[TASK INSTRUCTIONS]
Count, in the entries below, the lines in which "humidity" occurs. Give the number, nothing more.

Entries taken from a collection
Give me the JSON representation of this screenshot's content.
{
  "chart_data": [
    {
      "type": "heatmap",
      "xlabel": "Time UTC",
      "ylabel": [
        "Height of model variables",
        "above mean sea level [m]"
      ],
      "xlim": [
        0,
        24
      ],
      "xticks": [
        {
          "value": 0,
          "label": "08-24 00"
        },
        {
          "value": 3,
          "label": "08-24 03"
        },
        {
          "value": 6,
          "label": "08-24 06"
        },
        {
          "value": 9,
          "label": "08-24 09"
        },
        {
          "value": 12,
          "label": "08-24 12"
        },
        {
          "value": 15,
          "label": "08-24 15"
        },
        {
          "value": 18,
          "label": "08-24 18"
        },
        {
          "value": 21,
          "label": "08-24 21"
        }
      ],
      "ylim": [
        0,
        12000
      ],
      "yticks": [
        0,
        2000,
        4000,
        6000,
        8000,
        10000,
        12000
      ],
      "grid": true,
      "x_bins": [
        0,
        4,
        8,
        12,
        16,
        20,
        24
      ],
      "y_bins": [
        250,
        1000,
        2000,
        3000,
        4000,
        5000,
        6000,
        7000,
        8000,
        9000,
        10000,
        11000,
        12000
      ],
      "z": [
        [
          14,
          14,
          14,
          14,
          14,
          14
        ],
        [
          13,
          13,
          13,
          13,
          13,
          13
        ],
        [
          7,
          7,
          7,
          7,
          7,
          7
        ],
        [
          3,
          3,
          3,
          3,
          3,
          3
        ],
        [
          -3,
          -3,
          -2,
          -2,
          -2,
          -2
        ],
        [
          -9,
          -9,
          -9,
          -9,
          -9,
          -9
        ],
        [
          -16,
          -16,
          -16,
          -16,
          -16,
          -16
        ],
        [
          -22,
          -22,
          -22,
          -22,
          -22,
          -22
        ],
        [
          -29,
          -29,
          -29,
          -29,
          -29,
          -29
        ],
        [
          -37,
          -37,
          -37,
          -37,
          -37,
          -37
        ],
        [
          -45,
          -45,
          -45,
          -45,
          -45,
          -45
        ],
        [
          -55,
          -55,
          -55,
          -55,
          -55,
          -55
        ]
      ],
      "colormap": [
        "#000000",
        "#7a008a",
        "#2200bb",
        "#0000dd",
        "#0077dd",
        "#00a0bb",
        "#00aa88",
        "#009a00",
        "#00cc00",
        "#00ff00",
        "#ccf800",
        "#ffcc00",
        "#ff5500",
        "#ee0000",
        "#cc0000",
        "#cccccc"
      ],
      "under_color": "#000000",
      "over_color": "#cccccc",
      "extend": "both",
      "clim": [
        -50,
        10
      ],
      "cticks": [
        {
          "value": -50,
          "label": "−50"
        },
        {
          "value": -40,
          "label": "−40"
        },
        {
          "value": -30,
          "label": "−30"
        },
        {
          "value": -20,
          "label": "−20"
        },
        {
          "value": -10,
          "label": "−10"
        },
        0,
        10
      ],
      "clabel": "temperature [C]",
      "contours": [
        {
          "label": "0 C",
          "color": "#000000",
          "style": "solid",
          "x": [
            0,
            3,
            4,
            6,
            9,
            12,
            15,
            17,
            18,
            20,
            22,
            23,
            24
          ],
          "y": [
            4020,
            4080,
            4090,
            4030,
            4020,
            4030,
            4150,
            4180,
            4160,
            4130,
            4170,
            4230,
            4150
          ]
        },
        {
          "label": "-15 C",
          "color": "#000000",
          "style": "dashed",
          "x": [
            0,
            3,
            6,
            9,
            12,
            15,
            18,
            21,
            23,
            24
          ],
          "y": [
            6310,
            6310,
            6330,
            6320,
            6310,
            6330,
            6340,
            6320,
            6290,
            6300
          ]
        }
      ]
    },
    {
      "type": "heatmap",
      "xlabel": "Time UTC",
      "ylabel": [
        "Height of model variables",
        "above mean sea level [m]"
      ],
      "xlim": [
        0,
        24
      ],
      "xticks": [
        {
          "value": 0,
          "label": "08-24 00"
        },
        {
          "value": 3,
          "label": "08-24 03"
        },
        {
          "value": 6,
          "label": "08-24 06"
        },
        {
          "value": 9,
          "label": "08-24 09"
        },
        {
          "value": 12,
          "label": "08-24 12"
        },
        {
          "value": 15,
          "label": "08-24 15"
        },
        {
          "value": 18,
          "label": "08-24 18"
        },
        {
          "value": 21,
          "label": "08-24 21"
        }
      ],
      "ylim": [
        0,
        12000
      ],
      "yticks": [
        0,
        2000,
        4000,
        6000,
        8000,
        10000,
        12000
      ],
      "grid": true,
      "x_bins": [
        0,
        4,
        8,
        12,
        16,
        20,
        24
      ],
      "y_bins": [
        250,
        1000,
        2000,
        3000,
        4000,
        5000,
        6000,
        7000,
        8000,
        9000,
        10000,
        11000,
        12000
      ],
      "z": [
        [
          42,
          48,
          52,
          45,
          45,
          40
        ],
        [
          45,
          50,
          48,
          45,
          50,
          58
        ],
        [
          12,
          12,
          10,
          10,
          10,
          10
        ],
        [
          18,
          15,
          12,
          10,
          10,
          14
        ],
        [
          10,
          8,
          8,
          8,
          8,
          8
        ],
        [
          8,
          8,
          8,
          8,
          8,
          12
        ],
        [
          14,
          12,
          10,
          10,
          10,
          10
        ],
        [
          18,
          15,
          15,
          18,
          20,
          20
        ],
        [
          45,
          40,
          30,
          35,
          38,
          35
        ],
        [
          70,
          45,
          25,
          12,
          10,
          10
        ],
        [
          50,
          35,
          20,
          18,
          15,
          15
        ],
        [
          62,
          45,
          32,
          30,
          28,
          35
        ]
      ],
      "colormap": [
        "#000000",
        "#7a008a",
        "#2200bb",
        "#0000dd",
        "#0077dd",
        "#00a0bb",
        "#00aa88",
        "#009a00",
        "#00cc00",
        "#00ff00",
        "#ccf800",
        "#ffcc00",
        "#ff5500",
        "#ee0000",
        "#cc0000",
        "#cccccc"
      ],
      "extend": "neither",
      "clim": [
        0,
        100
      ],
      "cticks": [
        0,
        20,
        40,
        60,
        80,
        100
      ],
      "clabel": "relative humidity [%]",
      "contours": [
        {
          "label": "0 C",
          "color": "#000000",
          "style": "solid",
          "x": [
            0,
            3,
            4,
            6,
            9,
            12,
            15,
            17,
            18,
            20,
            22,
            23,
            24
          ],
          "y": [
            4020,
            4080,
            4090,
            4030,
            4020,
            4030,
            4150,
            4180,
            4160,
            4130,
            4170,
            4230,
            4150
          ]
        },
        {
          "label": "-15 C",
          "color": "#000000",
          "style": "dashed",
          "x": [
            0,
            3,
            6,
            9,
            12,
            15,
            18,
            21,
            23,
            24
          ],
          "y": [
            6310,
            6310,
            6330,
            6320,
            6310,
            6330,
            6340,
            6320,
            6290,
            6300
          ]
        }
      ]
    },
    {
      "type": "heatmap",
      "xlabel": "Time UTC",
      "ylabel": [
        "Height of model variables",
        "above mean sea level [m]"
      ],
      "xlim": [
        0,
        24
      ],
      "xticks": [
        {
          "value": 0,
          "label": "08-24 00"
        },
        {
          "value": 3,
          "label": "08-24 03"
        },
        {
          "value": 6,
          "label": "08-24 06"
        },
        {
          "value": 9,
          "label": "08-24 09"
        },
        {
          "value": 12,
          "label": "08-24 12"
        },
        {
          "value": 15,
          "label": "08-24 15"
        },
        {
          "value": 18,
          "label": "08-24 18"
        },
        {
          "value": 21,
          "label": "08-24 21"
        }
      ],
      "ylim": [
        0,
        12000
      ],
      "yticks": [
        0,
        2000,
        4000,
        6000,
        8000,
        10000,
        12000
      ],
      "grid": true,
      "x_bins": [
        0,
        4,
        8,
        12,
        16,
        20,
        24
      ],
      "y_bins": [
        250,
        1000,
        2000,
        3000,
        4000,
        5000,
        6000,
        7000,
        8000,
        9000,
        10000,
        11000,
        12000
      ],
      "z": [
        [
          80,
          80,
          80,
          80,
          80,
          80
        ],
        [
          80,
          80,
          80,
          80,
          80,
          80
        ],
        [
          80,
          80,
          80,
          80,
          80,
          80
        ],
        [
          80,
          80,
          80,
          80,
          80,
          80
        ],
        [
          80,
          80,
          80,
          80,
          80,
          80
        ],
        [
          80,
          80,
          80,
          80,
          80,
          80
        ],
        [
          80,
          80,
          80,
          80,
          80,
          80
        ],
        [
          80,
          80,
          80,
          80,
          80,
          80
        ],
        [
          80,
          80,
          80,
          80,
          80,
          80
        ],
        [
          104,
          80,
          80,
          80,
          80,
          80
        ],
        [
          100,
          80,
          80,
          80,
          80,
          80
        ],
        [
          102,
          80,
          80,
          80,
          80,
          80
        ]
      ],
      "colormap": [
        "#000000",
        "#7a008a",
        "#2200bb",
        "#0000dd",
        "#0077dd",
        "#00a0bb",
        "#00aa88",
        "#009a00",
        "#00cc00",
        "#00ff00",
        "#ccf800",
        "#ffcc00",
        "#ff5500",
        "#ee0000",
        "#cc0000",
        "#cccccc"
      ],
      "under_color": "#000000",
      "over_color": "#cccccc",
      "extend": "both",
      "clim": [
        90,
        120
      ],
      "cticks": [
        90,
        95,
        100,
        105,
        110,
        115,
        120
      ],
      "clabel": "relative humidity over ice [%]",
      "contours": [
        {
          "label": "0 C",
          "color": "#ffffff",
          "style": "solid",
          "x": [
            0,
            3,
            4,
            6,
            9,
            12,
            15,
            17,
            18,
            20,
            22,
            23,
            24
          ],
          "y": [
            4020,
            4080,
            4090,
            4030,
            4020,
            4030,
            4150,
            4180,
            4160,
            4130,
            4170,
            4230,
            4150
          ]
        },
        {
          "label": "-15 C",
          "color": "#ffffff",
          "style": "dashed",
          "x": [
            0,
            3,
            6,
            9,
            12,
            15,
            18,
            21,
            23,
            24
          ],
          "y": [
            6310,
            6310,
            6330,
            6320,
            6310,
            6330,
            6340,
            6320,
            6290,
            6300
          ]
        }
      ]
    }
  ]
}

[EXERCISE RESPONSE]
2